_Saved data entries:_
*****

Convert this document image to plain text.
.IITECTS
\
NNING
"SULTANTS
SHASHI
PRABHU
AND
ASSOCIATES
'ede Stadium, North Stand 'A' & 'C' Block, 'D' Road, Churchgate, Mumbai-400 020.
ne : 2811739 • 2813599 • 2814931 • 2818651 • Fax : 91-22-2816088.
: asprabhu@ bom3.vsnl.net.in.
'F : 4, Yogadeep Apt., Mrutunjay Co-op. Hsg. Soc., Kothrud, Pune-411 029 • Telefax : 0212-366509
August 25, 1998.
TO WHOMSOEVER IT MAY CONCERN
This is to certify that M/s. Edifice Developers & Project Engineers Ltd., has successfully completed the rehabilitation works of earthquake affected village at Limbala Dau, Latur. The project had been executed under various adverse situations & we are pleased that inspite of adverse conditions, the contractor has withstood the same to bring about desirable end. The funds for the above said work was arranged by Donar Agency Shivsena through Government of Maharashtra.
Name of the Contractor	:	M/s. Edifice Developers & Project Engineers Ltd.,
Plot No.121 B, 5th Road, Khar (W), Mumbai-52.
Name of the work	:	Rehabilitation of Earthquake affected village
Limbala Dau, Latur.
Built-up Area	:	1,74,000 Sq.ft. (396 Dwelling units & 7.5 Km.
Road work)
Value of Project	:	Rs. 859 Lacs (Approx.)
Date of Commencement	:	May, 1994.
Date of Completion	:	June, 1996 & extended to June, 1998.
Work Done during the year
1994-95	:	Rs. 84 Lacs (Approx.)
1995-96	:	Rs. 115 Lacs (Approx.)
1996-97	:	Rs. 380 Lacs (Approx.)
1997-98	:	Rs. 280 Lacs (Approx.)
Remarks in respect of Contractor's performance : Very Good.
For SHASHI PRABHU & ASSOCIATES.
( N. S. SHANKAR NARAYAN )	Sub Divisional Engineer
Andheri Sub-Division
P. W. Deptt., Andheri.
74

*****

Reproduce each line of the entries in which the word "Road" is found.

'ede Stadium, North Stand 'A' & 'C' Block, 'D' Road, Churchgate, Mumbai-400 020.
Plot No.121 B, 5th Road, Khar (W), Mumbai-52.
Road work)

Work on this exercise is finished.